* [The task] Please output the lines shown below exactly as they appear.

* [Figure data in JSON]
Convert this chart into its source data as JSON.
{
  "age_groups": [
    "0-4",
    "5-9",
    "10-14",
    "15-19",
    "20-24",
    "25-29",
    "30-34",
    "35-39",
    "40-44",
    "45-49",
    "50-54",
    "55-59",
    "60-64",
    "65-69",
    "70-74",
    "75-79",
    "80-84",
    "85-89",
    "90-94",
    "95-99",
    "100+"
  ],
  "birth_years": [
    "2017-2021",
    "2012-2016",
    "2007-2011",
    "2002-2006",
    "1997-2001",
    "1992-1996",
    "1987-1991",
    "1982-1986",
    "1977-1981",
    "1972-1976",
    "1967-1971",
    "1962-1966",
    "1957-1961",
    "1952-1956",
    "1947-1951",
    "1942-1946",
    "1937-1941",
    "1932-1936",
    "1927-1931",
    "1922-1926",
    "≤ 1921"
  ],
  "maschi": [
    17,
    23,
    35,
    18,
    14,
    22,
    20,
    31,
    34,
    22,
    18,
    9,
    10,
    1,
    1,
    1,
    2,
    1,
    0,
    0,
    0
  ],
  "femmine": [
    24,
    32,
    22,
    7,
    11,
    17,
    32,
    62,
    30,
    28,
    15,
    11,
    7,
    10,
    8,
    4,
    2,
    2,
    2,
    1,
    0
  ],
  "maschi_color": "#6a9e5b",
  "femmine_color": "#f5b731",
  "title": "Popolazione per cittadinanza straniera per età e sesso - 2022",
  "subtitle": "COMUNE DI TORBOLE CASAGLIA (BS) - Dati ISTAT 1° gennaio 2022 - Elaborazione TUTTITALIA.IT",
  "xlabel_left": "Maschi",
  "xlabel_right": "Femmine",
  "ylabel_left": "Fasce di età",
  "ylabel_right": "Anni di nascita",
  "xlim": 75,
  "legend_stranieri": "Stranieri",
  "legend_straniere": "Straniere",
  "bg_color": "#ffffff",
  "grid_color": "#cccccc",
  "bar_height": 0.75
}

* [Reply]
Convert this chart into its source data as JSON.
{
  "age_groups": [
    "0-4",
    "5-9",
    "10-14",
    "15-19",
    "20-24",
    "25-29",
    "30-34",
    "35-39",
    "40-44",
    "45-49",
    "50-54",
    "55-59",
    "60-64",
    "65-69",
    "70-74",
    "75-79",
    "80-84",
    "85-89",
    "90-94",
    "95-99",
    "100+"
  ],
  "birth_years": [
    "2017-2021",
    "2012-2016",
    "2007-2011",
    "2002-2006",
    "1997-2001",
    "1992-1996",
    "1987-1991",
    "1982-1986",
    "1977-1981",
    "1972-1976",
    "1967-1971",
    "1962-1966",
    "1957-1961",
    "1952-1956",
    "1947-1951",
    "1942-1946",
    "1937-1941",
    "1932-1936",
    "1927-1931",
    "1922-1926",
    "≤ 1921"
  ],
  "maschi": [
    17,
    23,
    35,
    18,
    14,
    22,
    20,
    31,
    34,
    22,
    18,
    9,
    10,
    1,
    1,
    1,
    2,
    1,
    0,
    0,
    0
  ],
  "femmine": [
    24,
    32,
    22,
    7,
    11,
    17,
    32,
    62,
    30,
    28,
    15,
    11,
    7,
    10,
    8,
    4,
    2,
    2,
    2,
    1,
    0
  ],
  "maschi_color": "#6a9e5b",
  "femmine_color": "#f5b731",
  "title": "Popolazione per cittadinanza straniera per età e sesso - 2022",
  "subtitle": "COMUNE DI TORBOLE CASAGLIA (BS) - Dati ISTAT 1° gennaio 2022 - Elaborazione TUTTITALIA.IT",
  "xlabel_left": "Maschi",
  "xlabel_right": "Femmine",
  "ylabel_left": "Fasce di età",
  "ylabel_right": "Anni di nascita",
  "xlim": 75,
  "legend_stranieri": "Stranieri",
  "legend_straniere": "Straniere",
  "bg_color": "#ffffff",
  "grid_color": "#cccccc",
  "bar_height": 0.75
}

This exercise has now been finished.